◆ **Page extract**
»»
So he gained a nice layer of insulating fat or not? I always thought that you have problems when the horses don't gain as much weight. My horse's grandmother was like that and needed special care in winter. She was bone thin and they couldn't put any weight on her anymore. She was pushing 40 when she died though. 

Personally speaking, if the temperatures are below 25F, I would definitely put a heavy winter coat on your horse + liner. <- Only because a couple Christmases ago we bought a tree from a farm where the horses were kept outside. It was freezing out and there was that frozen drizzle, and as far as I could see the horses did not have any shelter and were ankle deep in mud. 

And they had blankets on. And were fieldies so were somewhat stout and furry. <- But I still felt horrible for them. They looked cold, wet, and miserable.  

*mentally hugs my spoiled old man just thinking about those guys*

In summer, I probably would leave the blankets off during the day and blanket him at night (if the temps drop below 35). If you have a gradual cooling period, it's best to allow as much moderate exposure as possible so they grow a coat and put on winter weight. So that's why we don't put a sheet on until late october and my barn keeps the blankets off until the temperatures drop below freezing at night.

*** If the coyotes or even wild dogs try breaking into the fields to get at the horses, they are going to get an unpleasant shocking surprise at the zap fence.  

Seriously though - the horses are safer out in the pasture where they can get away or fight for their lives. There was a horrible local story about a horse who had been mauled to death by a couple wild dogs who got into her stall. It's the one thing I worry about with my horse. The thought of something happening to him makes me sick.


----------



## Ranger (Nov 11, 2009)

Sorry Megora, I was a little unclear. From his retirement in 2006 until Summer 2009, he's been super fat (see first pic) and going into winters with lots of fat. He was _too_ heavy so I left blankets off, hoping he'd shiver away some of his excess fat. 

Last summer, he moved to a barn where they don't feed round bales and since he's gone to the square bales, has dropped about 200-400 lbs (which is great) and he's now going into his first winter since 2006 NOT being overweight. Which is why I'm more concerned for him this year. The winters previous, he was either naked most of the time, or had a single blanket on when it was super cold. I didn't worry too much because of the extra fat he had on him.

But now he's almost a little skinny (again, which is fine since the less weight he has on his sore leg the better). He's not a hard keeper and doesn't usually lose weight over the winter...so long as he's warm. Which is why I'm pulling out a bunch of blankets that haven't been used since he was actively ridden and shown.
««
◆ **Work to be completed**
Update the passage of the horse-blanketing thread from "Sorry Megora, I" to "had on him.", changing "square bales" to "small square bales". The material is not needed for this work.

◆ **Raw data**
»»
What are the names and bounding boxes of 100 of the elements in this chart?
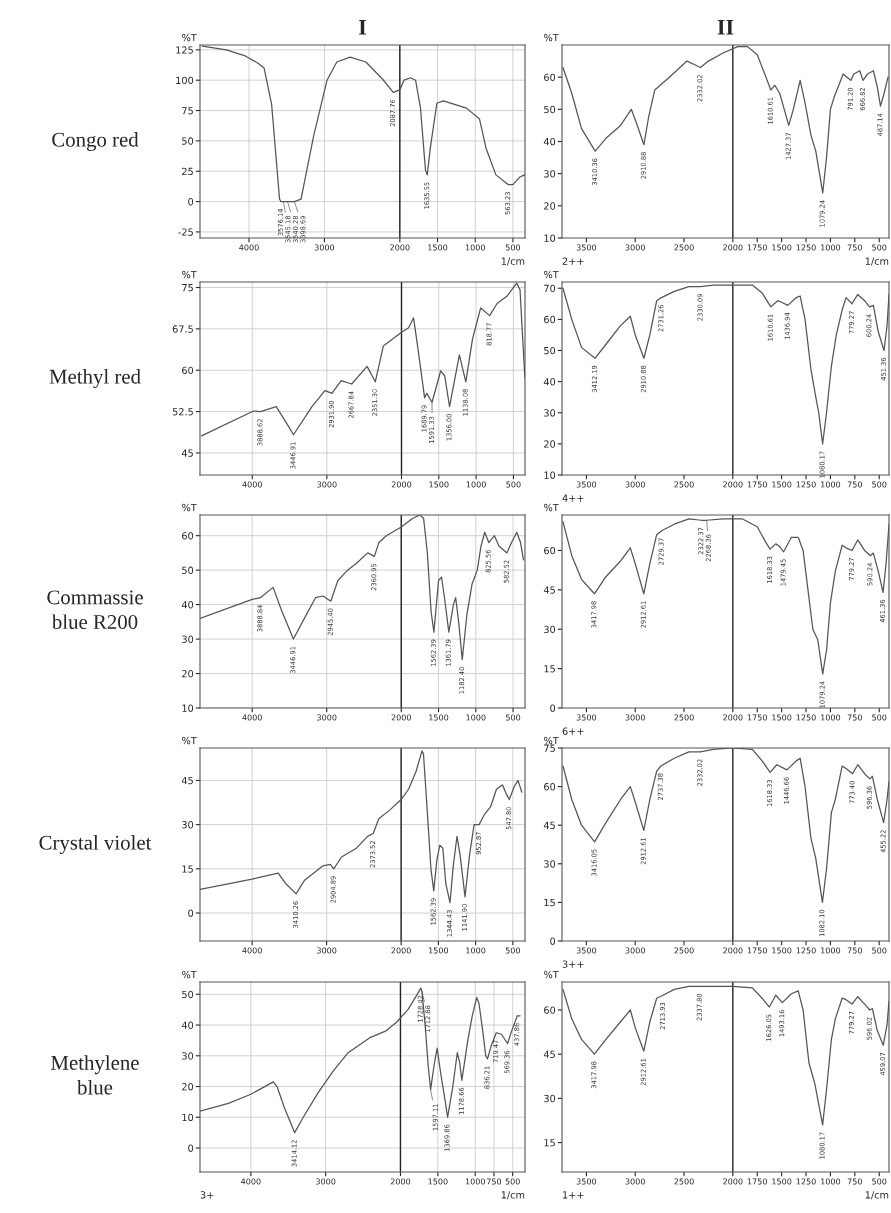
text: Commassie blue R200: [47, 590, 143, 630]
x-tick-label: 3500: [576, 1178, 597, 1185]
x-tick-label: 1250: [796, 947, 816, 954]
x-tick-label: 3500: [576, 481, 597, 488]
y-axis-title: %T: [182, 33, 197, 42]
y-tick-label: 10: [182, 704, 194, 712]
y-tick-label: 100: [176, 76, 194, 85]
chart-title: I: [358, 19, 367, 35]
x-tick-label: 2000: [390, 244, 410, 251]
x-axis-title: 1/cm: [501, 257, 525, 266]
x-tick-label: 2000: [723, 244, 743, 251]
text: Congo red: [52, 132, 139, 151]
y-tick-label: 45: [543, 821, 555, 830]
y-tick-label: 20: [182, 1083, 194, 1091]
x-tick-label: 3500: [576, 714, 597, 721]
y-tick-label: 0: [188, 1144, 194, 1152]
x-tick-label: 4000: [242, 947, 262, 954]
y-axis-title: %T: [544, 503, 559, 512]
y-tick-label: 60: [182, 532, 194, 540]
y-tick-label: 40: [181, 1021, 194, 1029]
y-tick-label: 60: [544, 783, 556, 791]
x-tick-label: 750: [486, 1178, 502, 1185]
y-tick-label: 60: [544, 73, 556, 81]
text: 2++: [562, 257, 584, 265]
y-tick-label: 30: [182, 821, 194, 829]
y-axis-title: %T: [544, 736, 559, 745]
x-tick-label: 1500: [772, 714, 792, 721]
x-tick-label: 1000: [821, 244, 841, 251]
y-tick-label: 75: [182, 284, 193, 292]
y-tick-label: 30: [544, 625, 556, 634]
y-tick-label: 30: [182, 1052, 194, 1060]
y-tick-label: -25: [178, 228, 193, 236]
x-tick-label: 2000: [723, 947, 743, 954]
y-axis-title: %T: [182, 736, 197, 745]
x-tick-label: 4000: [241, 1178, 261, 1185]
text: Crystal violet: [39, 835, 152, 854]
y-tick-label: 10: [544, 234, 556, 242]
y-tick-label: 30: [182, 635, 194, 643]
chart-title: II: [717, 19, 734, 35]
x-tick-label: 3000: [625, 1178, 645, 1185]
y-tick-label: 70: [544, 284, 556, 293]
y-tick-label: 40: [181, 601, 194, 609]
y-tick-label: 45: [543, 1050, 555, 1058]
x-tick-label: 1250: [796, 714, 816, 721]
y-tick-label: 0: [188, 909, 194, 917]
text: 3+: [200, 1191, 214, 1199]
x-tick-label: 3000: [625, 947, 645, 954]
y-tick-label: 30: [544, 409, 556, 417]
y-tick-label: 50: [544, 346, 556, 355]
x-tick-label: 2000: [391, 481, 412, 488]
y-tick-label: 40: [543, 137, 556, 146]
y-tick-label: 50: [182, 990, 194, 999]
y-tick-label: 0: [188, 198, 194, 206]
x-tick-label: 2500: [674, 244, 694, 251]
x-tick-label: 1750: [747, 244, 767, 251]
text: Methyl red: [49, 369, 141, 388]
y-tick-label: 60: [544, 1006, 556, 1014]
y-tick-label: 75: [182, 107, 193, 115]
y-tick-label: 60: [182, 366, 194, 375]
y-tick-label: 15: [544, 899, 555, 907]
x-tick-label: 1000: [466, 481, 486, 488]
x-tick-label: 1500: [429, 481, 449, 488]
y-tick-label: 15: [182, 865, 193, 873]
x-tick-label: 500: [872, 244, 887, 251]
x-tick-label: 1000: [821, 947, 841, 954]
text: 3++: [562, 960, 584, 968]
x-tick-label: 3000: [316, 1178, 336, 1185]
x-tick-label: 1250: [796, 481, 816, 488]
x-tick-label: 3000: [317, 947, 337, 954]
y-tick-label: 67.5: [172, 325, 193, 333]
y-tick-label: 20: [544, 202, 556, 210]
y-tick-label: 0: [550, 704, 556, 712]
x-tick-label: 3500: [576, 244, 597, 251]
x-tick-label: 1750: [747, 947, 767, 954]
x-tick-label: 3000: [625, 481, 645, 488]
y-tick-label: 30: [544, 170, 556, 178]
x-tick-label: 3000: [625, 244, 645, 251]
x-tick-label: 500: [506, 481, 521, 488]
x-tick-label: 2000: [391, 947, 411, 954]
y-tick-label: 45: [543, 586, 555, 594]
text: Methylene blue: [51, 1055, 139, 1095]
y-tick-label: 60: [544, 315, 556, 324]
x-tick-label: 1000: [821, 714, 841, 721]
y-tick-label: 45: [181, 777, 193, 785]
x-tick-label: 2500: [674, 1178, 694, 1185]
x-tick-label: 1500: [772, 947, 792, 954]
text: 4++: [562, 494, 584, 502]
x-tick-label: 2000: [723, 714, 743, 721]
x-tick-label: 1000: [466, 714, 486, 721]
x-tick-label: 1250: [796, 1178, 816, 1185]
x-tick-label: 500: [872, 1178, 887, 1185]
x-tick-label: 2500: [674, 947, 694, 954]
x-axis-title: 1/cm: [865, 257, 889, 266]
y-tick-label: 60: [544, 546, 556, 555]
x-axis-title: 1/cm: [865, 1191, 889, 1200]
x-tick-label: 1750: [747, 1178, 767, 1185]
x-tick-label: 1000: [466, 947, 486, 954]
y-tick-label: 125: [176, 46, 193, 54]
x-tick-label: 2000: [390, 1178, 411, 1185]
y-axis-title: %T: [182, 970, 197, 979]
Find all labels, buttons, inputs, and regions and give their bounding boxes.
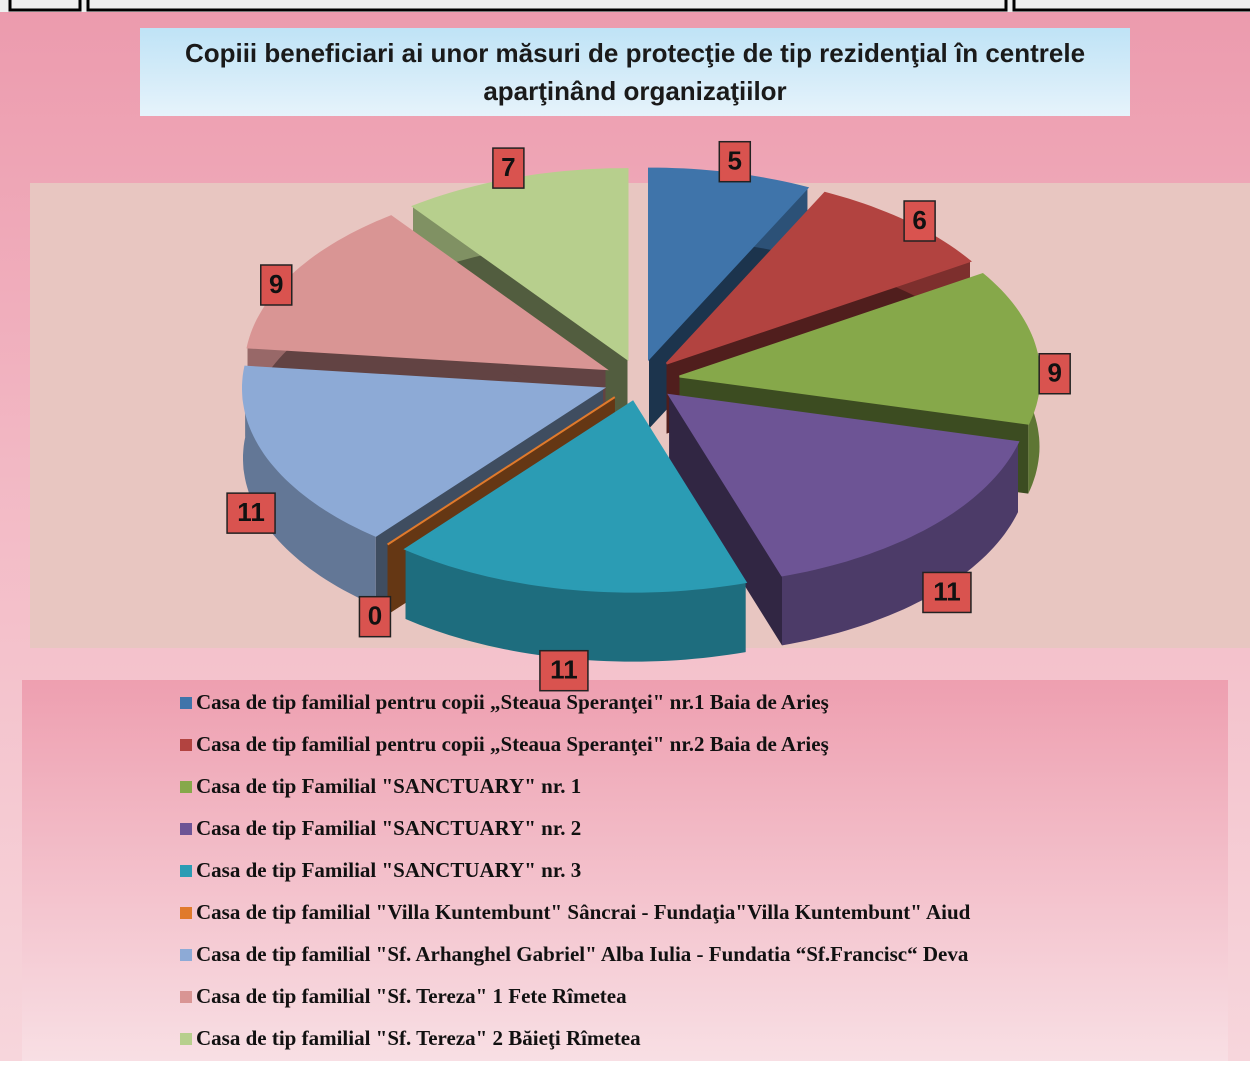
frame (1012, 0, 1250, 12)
««
◆ **Result**
Sorry Megora, I was a little unclear. From his retirement in 2006 until Summer 2009, he's been super fat (see first pic) and going into winters with lots of fat. He was _too_ heavy so I left blankets off, hoping he'd shiver away some of his excess fat. 

Last summer, he moved to a barn where they don't feed round bales and since he's gone to the small square bales, has dropped about 200-400 lbs (which is great) and he's now going into his first winter since 2006 NOT being overweight. Which is why I'm more concerned for him this year. The winters previous, he was either naked most of the time, or had a single blanket on when it was super cold. I didn't worry too much because of the extra fat he had on him.